[DATA]:
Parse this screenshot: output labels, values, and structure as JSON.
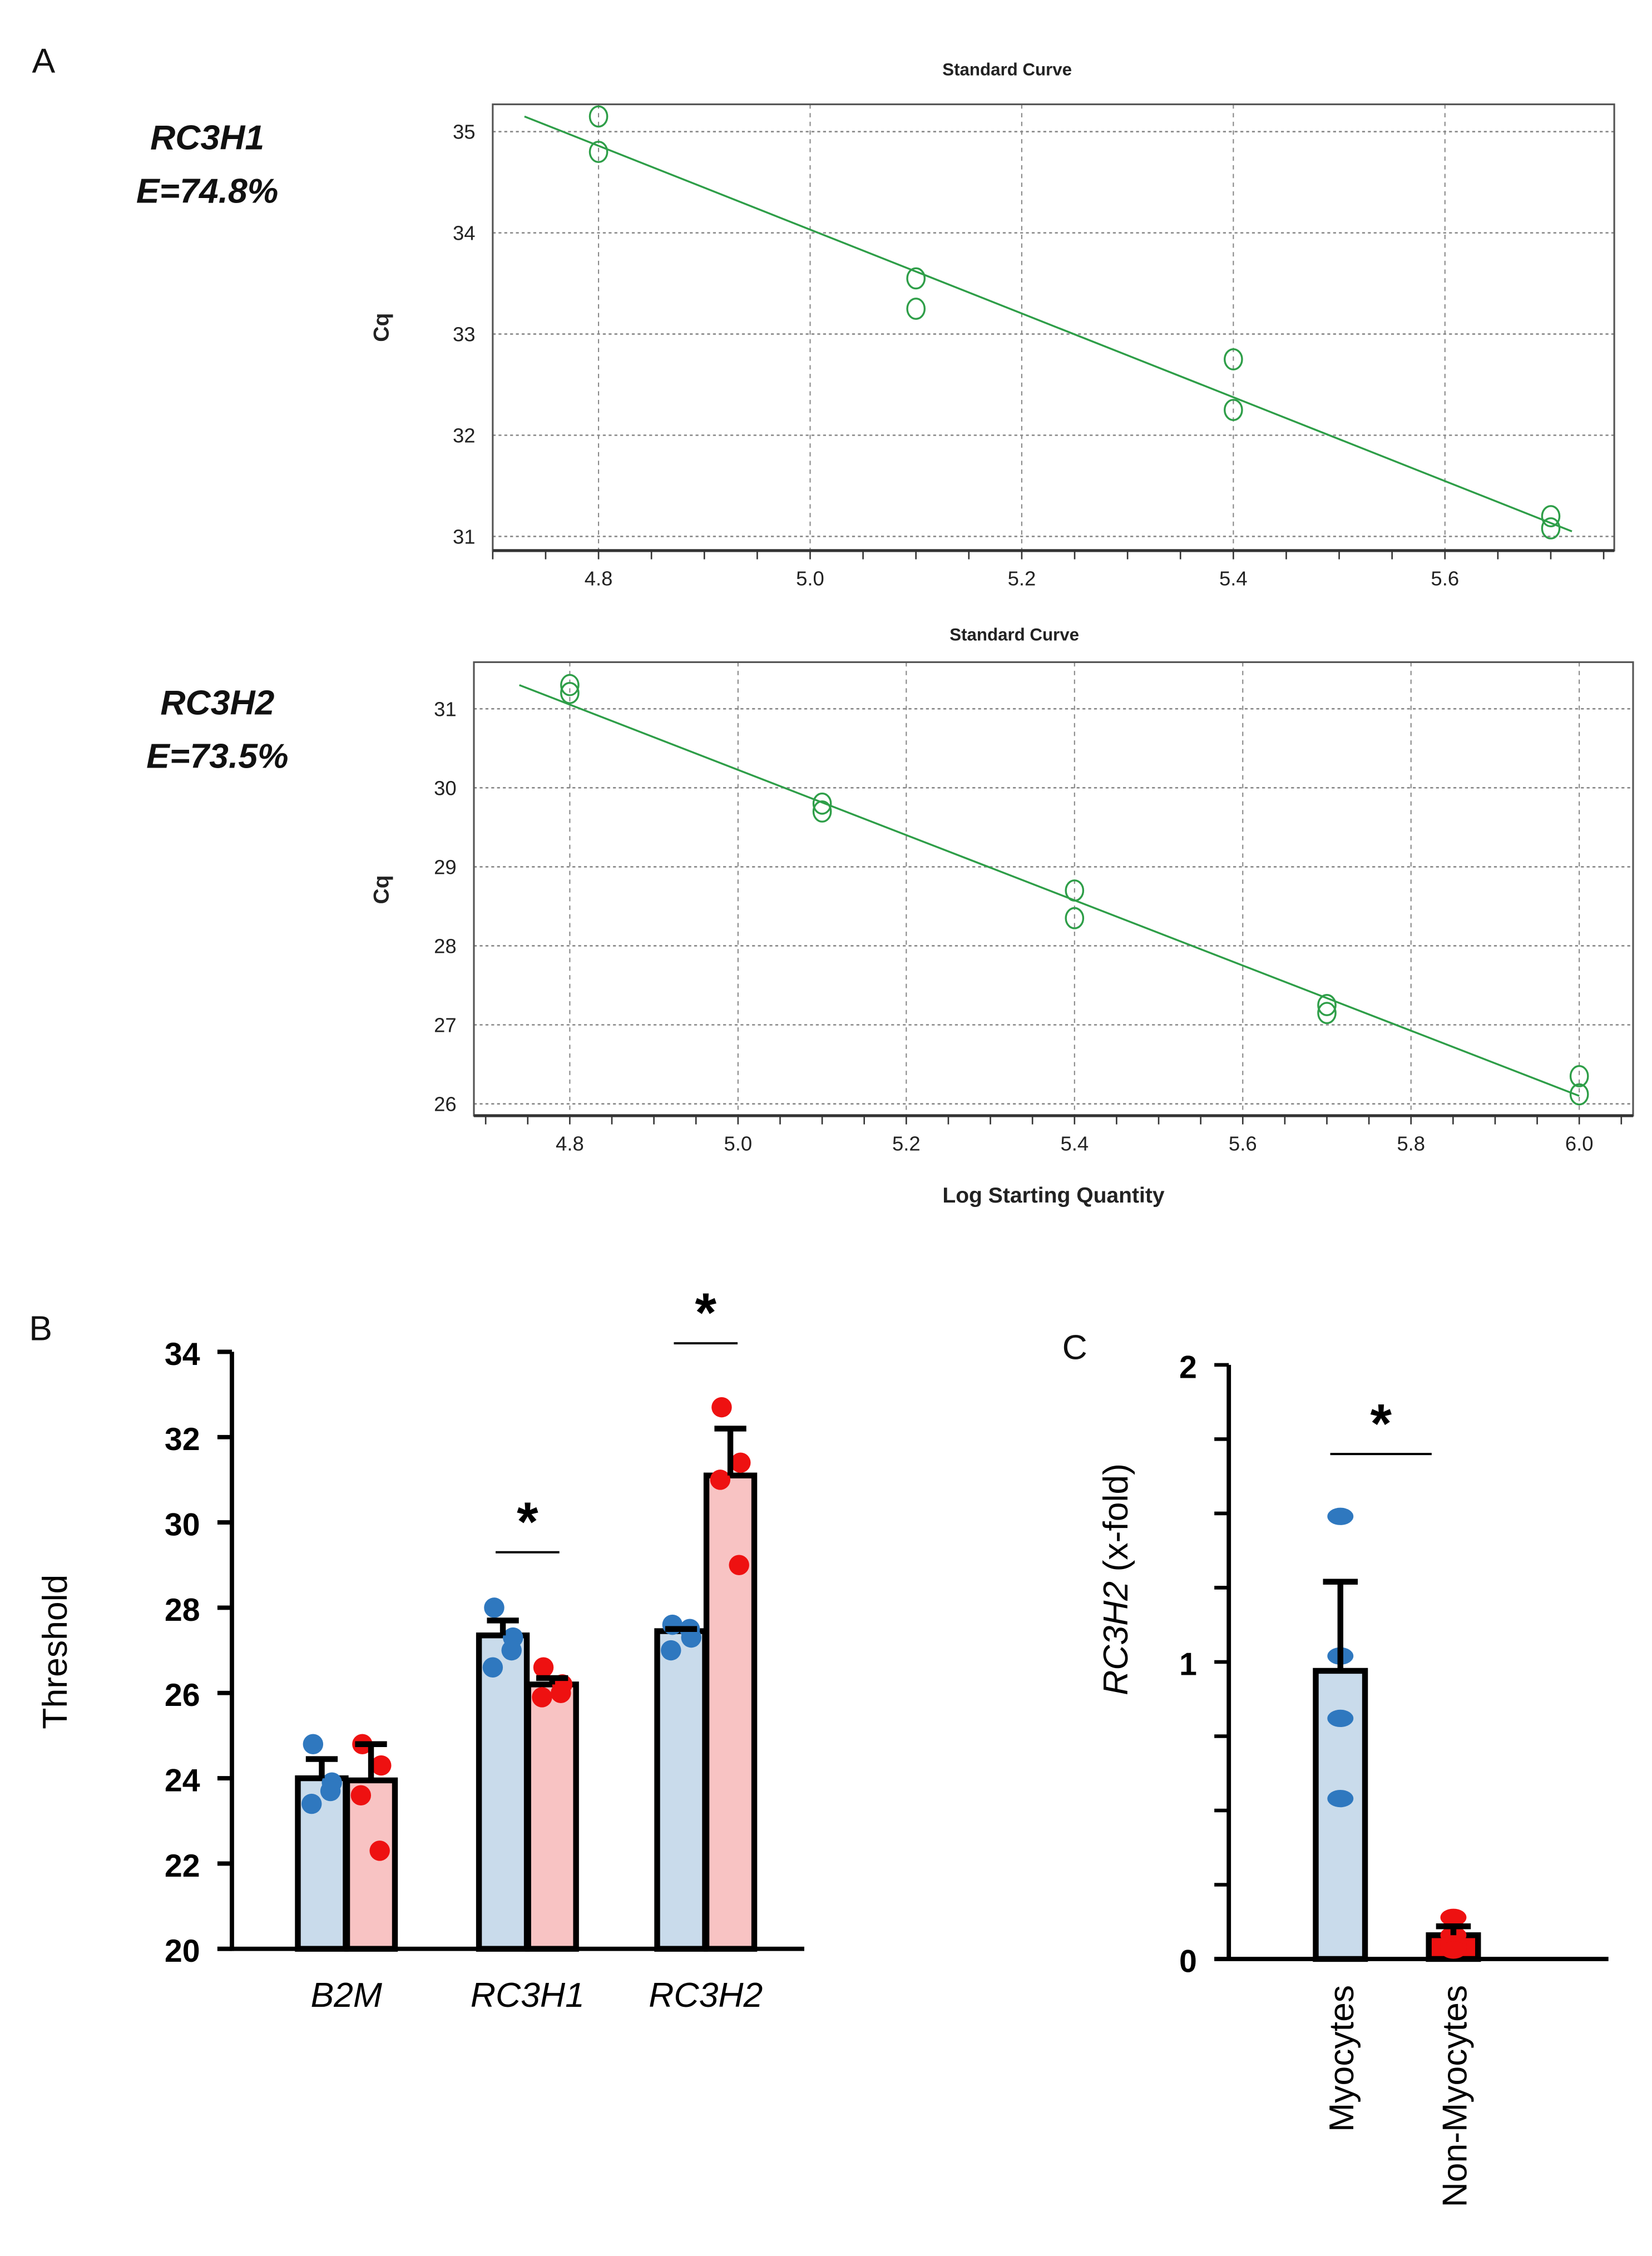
{
  "panels": {
    "a": "A",
    "b": "B",
    "c": "C"
  },
  "colors": {
    "fit": "#2e9e48",
    "grid": "#888888",
    "blue_bar": "#c9dbeb",
    "red_bar": "#f8c3c3",
    "blue_dot": "#2f78bf",
    "red_dot": "#ee1111"
  },
  "chart_data": [
    {
      "type": "scatter",
      "title": "Standard Curve",
      "gene": "RC3H1",
      "efficiency": "E=74.8%",
      "xlabel": "",
      "ylabel": "Cq",
      "xlim": [
        4.7,
        5.76
      ],
      "ylim": [
        30.86,
        35.27
      ],
      "grid": true,
      "xticks": [
        "4.8",
        "5.0",
        "5.2",
        "5.4",
        "5.6"
      ],
      "yticks": [
        "31",
        "32",
        "33",
        "34",
        "35"
      ],
      "points": [
        [
          4.8,
          35.15
        ],
        [
          4.8,
          34.8
        ],
        [
          5.1,
          33.55
        ],
        [
          5.1,
          33.25
        ],
        [
          5.4,
          32.75
        ],
        [
          5.4,
          32.25
        ],
        [
          5.7,
          31.2
        ],
        [
          5.7,
          31.08
        ]
      ],
      "fit_line": [
        [
          4.73,
          35.15
        ],
        [
          5.72,
          31.05
        ]
      ]
    },
    {
      "type": "scatter",
      "title": "Standard Curve",
      "gene": "RC3H2",
      "efficiency": "E=73.5%",
      "xlabel": "Log Starting Quantity",
      "ylabel": "Cq",
      "xlim": [
        4.686,
        6.064
      ],
      "ylim": [
        25.85,
        31.59
      ],
      "grid": true,
      "xticks": [
        "4.8",
        "5.0",
        "5.2",
        "5.4",
        "5.6",
        "5.8",
        "6.0"
      ],
      "yticks": [
        "26",
        "27",
        "28",
        "29",
        "30",
        "31"
      ],
      "points": [
        [
          4.8,
          31.3
        ],
        [
          4.8,
          31.2
        ],
        [
          5.1,
          29.8
        ],
        [
          5.1,
          29.7
        ],
        [
          5.4,
          28.7
        ],
        [
          5.4,
          28.35
        ],
        [
          5.7,
          27.25
        ],
        [
          5.7,
          27.15
        ],
        [
          6.0,
          26.35
        ],
        [
          6.0,
          26.12
        ]
      ],
      "fit_line": [
        [
          4.74,
          31.3
        ],
        [
          6.0,
          26.1
        ]
      ]
    },
    {
      "type": "bar",
      "ylabel": "Threshold",
      "ylim": [
        20,
        34
      ],
      "yticks": [
        "20",
        "22",
        "24",
        "26",
        "28",
        "30",
        "32",
        "34"
      ],
      "categories": [
        "B2M",
        "RC3H1",
        "RC3H2"
      ],
      "series": [
        {
          "color": "blue",
          "values": [
            24.0,
            27.35,
            27.45
          ],
          "error_top": [
            24.45,
            27.7,
            27.5
          ],
          "points": [
            [
              24.8,
              23.9,
              23.4,
              23.7
            ],
            [
              28.0,
              27.3,
              26.6,
              27.0
            ],
            [
              27.6,
              27.3,
              27.0,
              27.5
            ]
          ]
        },
        {
          "color": "red",
          "values": [
            23.95,
            26.2,
            31.1
          ],
          "error_top": [
            24.8,
            26.35,
            32.2
          ],
          "points": [
            [
              24.8,
              24.3,
              23.6,
              22.3
            ],
            [
              26.6,
              26.2,
              25.9,
              26.0
            ],
            [
              32.7,
              31.4,
              31.0,
              29.0
            ]
          ]
        }
      ],
      "significance": [
        {
          "category": "RC3H1",
          "label": "*",
          "level": 29.3
        },
        {
          "category": "RC3H2",
          "label": "*",
          "level": 34.2
        }
      ]
    },
    {
      "type": "bar",
      "ylabel_italic": "RC3H2",
      "ylabel_rest": " (x-fold)",
      "ylim": [
        0,
        2
      ],
      "yticks": [
        "0",
        "1",
        "2"
      ],
      "categories": [
        "Myocytes",
        "Non-Myocytes"
      ],
      "values": [
        0.97,
        0.08
      ],
      "error_top": [
        1.27,
        0.11
      ],
      "points": [
        [
          1.49,
          1.02,
          0.81,
          0.54
        ],
        [
          0.14,
          0.08,
          0.05,
          0.03
        ]
      ],
      "significance": [
        {
          "label": "*",
          "level": 1.7
        }
      ]
    }
  ]
}
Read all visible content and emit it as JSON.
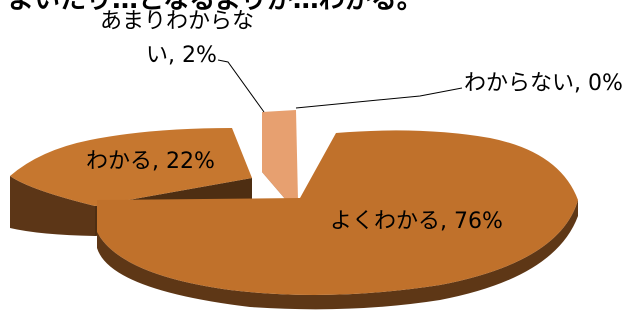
{
  "chart_data": {
    "type": "pie",
    "title_fragment": "よいたり…となるよりか…わかる。",
    "slices": [
      {
        "label": "よくわかる",
        "value": 76,
        "data_label": "よくわかる, 76%"
      },
      {
        "label": "わかる",
        "value": 22,
        "data_label": "わかる, 22%"
      },
      {
        "label": "あまりわからない",
        "value": 2,
        "data_label_line1": "あまりわからな",
        "data_label_line2": "い, 2%"
      },
      {
        "label": "わからない",
        "value": 0,
        "data_label": "わからない, 0%"
      }
    ],
    "colors": {
      "yokuwakaru_top": "#c0712b",
      "yokuwakaru_side": "#5e3716",
      "wakaru_top": "#c6772f",
      "wakaru_side": "#5c3617",
      "amari_top": "#e7a070",
      "amari_side": "#6b3b1b"
    },
    "style": "3d-exploded-pie"
  }
}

[WHAT TO DO]:
Find the line containing "Read all visible content and emit it as JSON." in the listing above. Please restate word for word that line through the last one, leaving out the pictures.

[REPLY]:
Read all visible content and emit it as JSON.
{
  "chart_data": {
    "type": "pie",
    "title_fragment": "よいたり…となるよりか…わかる。",
    "slices": [
      {
        "label": "よくわかる",
        "value": 76,
        "data_label": "よくわかる, 76%"
      },
      {
        "label": "わかる",
        "value": 22,
        "data_label": "わかる, 22%"
      },
      {
        "label": "あまりわからない",
        "value": 2,
        "data_label_line1": "あまりわからな",
        "data_label_line2": "い, 2%"
      },
      {
        "label": "わからない",
        "value": 0,
        "data_label": "わからない, 0%"
      }
    ],
    "colors": {
      "yokuwakaru_top": "#c0712b",
      "yokuwakaru_side": "#5e3716",
      "wakaru_top": "#c6772f",
      "wakaru_side": "#5c3617",
      "amari_top": "#e7a070",
      "amari_side": "#6b3b1b"
    },
    "style": "3d-exploded-pie"
  }
}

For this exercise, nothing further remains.